╭─ Excerpt provided

It’s hard to believe James are in their fourth decade of making music. But then this is a band that have outlasted 1980s indie, Madchester baggie, Britpop and countless other musical fads and fashions in that time. And that’s their secret. People have tried to lump them in with prevailing trends, but James just don’t fit in neatly anywhere. They’re out there on their own now, like they have been from the beginning.
“To be fashionable is the death knell,” says guitarist Saul Davies. “We had a brush with the Madchester scene but did everything we could to avoid that. We were sort of part of that but nothing to do with it musically. We were always just completely contrary. We had more in common with The Fall. When I joined in 1989, we were seen as this very odd band who would never get any recognition beyond the north west.”
Things didn’t quite turn out like that. In the 1990s, James hit the big time with singles like Sit Down, Come Home, She’s A Star and Born Of Frustration, and have sold more than 12 million albums worldwide. None of them are household names or instantly recognisable, but they’ve got a large and loyal following.
James’s new album, Girl At The End Of The World, recorded with producer Max Dingel with input from Brian Eno (“he always brings something contrary or unusual to the process”), has just been released and it’s James doing what they do best, their own thing, irrespective of whatever else is going on. Allied to the eccentric lyrics and catchy hooks are dance beats and euphoric electronica.
It’s an accomplished album from a band still at the height of their powers after all this time. But that doesn’t mean it was a doddle to make. Not by any means.

╰─

__Required tasks__
A. According to the article on the band James, how many albums has the band sold worldwide?
B. Carry on the article on the band James from the point where it stops.

╭─ Data extract

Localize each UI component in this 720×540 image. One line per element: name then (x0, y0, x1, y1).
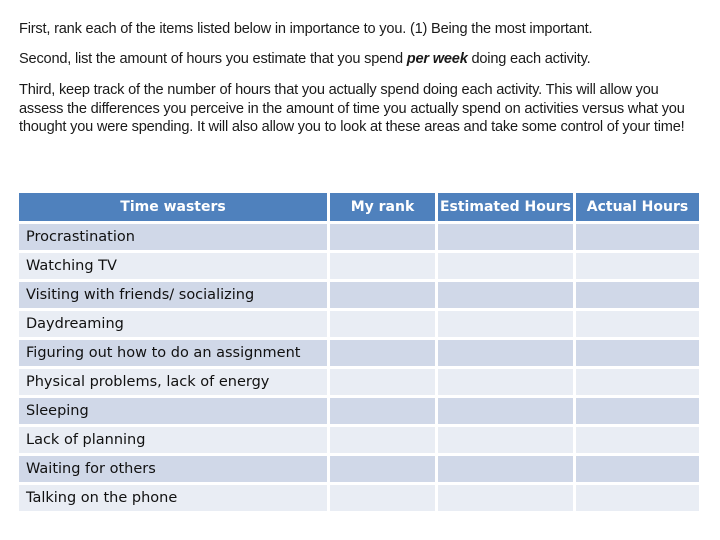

╰─

__The replies__
A. More than 12 million.

B.
“Bands talk about that difficult second album but it’s the trickster 14th one that’s the real ************,” says singer Tim Booth on recording Girl At The End Of The World. As with their last album, 2014’s Le Petit Mort, the new long player was recorded in the Scottish Highlands with the band retreating to an 18th century coaching inn and setting up the creative environment they needed.
“There was no deliberate plan to make it dancey,” says Saul. “We just got in a room together and made some noise. We often write to a drum machine and set it at 120bpm with a kick drum keeping time so that makes it quite dancey. You end up with beats and pulses. The dance elements were more buried in the last album but they’re more overt now.”
Saul has recently moved up to the Highlands with his family and, having spent most of his childhood in Scotland, felt very comfortable to be back recording north of the border.
“As you get older you gravitate towards where you’re from,” he said. “The north of Scotland, you either get it or you don’t. It’s not for the faint-hearted but it’s not as isolated as you might imagine. You do have neighbours and there is a real sense of togetherness. You look after each other, the landscape can be brutal but the people are really cool.”
Singer Tim Booth describes making the album as “a collaborative process allowing ample room for improvisation, intuition, skill and dumb luck.”
Saul says making it in the Highlands was “a chance to get away from any distractions. You can just get your head down.”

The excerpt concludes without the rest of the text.